- Goal -
Of all the lines in the material below, how many include the string "JSON"? Give the number only.

- Entries shown -

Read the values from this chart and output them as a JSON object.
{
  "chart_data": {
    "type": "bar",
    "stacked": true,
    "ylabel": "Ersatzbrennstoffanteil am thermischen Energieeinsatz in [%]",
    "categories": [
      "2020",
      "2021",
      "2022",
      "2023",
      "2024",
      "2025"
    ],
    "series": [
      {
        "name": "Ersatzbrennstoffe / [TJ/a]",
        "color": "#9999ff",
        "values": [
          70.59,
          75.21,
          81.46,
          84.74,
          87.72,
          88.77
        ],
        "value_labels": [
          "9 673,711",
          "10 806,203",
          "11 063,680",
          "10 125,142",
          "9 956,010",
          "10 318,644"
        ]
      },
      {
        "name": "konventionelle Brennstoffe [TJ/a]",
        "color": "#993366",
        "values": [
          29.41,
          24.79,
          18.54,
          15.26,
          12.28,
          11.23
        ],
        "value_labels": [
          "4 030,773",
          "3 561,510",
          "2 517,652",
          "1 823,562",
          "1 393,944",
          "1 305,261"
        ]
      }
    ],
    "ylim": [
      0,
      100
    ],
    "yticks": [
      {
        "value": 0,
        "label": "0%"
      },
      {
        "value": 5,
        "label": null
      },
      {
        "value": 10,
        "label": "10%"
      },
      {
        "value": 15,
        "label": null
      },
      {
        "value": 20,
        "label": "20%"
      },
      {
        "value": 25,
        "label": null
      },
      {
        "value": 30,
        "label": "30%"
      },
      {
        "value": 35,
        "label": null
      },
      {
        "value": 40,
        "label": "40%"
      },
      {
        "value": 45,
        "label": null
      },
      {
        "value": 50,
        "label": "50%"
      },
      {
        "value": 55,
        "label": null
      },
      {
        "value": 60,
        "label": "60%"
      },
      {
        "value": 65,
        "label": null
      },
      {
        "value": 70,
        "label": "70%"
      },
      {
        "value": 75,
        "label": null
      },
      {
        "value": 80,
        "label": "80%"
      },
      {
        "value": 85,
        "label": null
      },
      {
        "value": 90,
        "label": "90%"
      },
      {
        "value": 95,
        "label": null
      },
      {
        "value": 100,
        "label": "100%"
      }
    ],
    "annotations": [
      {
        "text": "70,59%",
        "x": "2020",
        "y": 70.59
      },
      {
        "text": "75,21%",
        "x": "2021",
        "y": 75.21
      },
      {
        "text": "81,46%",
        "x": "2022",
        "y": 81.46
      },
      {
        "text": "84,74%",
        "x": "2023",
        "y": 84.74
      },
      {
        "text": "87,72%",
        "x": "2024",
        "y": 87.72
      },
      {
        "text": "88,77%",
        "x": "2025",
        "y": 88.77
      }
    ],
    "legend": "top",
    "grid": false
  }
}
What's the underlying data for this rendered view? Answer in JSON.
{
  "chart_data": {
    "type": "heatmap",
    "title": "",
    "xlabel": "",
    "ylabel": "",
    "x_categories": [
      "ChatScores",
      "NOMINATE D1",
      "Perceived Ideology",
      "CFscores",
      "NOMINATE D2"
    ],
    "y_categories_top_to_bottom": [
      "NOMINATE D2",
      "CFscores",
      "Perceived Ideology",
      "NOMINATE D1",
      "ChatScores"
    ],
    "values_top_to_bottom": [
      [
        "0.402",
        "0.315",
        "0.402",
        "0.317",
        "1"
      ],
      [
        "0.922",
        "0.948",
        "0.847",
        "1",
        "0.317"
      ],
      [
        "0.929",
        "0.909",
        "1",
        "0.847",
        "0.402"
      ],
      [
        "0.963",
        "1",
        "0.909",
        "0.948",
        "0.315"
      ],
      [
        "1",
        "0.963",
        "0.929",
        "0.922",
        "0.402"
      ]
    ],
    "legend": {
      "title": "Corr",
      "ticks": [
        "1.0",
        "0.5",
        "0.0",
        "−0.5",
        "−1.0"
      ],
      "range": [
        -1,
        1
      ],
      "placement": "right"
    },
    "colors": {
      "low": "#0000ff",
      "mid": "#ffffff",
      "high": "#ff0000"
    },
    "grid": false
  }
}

- Task output -
2